- The records
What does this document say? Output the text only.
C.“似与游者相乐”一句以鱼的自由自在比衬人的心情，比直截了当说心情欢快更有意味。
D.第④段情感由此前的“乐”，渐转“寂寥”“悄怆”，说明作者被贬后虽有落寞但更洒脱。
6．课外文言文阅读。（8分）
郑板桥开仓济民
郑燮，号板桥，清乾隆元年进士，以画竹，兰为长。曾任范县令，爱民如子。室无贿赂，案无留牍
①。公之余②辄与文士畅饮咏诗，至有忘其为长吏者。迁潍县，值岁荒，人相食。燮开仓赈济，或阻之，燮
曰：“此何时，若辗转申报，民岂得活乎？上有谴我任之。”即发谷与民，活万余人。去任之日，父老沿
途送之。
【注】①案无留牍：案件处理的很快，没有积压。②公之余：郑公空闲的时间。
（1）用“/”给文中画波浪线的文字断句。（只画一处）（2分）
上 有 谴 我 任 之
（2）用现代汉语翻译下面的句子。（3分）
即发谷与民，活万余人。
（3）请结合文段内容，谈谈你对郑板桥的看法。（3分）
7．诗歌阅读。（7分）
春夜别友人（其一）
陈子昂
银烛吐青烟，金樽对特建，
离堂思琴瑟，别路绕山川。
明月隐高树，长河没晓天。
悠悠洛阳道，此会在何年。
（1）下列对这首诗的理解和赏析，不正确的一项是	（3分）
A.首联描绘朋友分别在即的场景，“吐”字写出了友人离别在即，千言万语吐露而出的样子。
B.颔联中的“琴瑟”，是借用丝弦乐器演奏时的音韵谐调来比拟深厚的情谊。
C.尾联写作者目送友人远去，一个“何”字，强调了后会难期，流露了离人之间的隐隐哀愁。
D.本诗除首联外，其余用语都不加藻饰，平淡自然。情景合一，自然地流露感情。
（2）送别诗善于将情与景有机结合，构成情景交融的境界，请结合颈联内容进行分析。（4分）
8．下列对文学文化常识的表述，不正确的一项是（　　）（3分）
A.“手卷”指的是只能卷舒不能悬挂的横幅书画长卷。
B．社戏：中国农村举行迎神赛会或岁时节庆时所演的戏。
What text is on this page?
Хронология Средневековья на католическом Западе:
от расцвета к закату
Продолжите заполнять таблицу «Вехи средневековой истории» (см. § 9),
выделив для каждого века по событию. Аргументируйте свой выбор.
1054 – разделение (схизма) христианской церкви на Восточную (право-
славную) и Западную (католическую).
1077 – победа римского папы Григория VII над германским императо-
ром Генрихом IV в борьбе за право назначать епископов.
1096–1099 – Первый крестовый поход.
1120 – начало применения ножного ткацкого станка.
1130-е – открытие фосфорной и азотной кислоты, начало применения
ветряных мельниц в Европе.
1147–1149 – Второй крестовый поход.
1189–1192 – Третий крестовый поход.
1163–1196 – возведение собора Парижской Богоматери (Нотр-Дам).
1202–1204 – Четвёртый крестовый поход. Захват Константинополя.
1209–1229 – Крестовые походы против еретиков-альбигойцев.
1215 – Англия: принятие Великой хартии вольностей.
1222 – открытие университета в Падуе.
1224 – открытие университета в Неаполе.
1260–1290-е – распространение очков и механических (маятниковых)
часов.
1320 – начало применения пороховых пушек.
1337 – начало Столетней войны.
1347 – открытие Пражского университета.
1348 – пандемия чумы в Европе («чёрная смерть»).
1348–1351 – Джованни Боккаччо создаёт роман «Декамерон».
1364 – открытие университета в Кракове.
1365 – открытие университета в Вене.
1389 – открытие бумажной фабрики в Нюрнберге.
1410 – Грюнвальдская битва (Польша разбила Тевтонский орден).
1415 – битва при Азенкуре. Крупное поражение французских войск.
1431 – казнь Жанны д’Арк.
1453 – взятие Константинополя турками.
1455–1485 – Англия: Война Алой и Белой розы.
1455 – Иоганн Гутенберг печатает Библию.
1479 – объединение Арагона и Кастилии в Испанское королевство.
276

- Short task
Write out all the entries exactly.

- Solution to this task
What does this document say? Output the text only.
C.“似与游者相乐”一句以鱼的自由自在比衬人的心情，比直截了当说心情欢快更有意味。
D.第④段情感由此前的“乐”，渐转“寂寥”“悄怆”，说明作者被贬后虽有落寞但更洒脱。
6．课外文言文阅读。（8分）
郑板桥开仓济民
郑燮，号板桥，清乾隆元年进士，以画竹，兰为长。曾任范县令，爱民如子。室无贿赂，案无留牍
①。公之余②辄与文士畅饮咏诗，至有忘其为长吏者。迁潍县，值岁荒，人相食。燮开仓赈济，或阻之，燮
曰：“此何时，若辗转申报，民岂得活乎？上有谴我任之。”即发谷与民，活万余人。去任之日，父老沿
途送之。
【注】①案无留牍：案件处理的很快，没有积压。②公之余：郑公空闲的时间。
（1）用“/”给文中画波浪线的文字断句。（只画一处）（2分）
上 有 谴 我 任 之
（2）用现代汉语翻译下面的句子。（3分）
即发谷与民，活万余人。
（3）请结合文段内容，谈谈你对郑板桥的看法。（3分）
7．诗歌阅读。（7分）
春夜别友人（其一）
陈子昂
银烛吐青烟，金樽对特建，
离堂思琴瑟，别路绕山川。
明月隐高树，长河没晓天。
悠悠洛阳道，此会在何年。
（1）下列对这首诗的理解和赏析，不正确的一项是	（3分）
A.首联描绘朋友分别在即的场景，“吐”字写出了友人离别在即，千言万语吐露而出的样子。
B.颔联中的“琴瑟”，是借用丝弦乐器演奏时的音韵谐调来比拟深厚的情谊。
C.尾联写作者目送友人远去，一个“何”字，强调了后会难期，流露了离人之间的隐隐哀愁。
D.本诗除首联外，其余用语都不加藻饰，平淡自然。情景合一，自然地流露感情。
（2）送别诗善于将情与景有机结合，构成情景交融的境界，请结合颈联内容进行分析。（4分）
8．下列对文学文化常识的表述，不正确的一项是（　　）（3分）
A.“手卷”指的是只能卷舒不能悬挂的横幅书画长卷。
B．社戏：中国农村举行迎神赛会或岁时节庆时所演的戏。
What text is on this page?
Хронология Средневековья на католическом Западе:
от расцвета к закату
Продолжите заполнять таблицу «Вехи средневековой истории» (см. § 9),
выделив для каждого века по событию. Аргументируйте свой выбор.
1054 – разделение (схизма) христианской церкви на Восточную (право-
славную) и Западную (католическую).
1077 – победа римского папы Григория VII над германским императо-
ром Генрихом IV в борьбе за право назначать епископов.
1096–1099 – Первый крестовый поход.
1120 – начало применения ножного ткацкого станка.
1130-е – открытие фосфорной и азотной кислоты, начало применения
ветряных мельниц в Европе.
1147–1149 – Второй крестовый поход.
1189–1192 – Третий крестовый поход.
1163–1196 – возведение собора Парижской Богоматери (Нотр-Дам).
1202–1204 – Четвёртый крестовый поход. Захват Константинополя.
1209–1229 – Крестовые походы против еретиков-альбигойцев.
1215 – Англия: принятие Великой хартии вольностей.
1222 – открытие университета в Падуе.
1224 – открытие университета в Неаполе.
1260–1290-е – распространение очков и механических (маятниковых)
часов.
1320 – начало применения пороховых пушек.
1337 – начало Столетней войны.
1347 – открытие Пражского университета.
1348 – пандемия чумы в Европе («чёрная смерть»).
1348–1351 – Джованни Боккаччо создаёт роман «Декамерон».
1364 – открытие университета в Кракове.
1365 – открытие университета в Вене.
1389 – открытие бумажной фабрики в Нюрнберге.
1410 – Грюнвальдская битва (Польша разбила Тевтонский орден).
1415 – битва при Азенкуре. Крупное поражение французских войск.
1431 – казнь Жанны д’Арк.
1453 – взятие Константинополя турками.
1455–1485 – Англия: Война Алой и Белой розы.
1455 – Иоганн Гутенберг печатает Библию.
1479 – объединение Арагона и Кастилии в Испанское королевство.
276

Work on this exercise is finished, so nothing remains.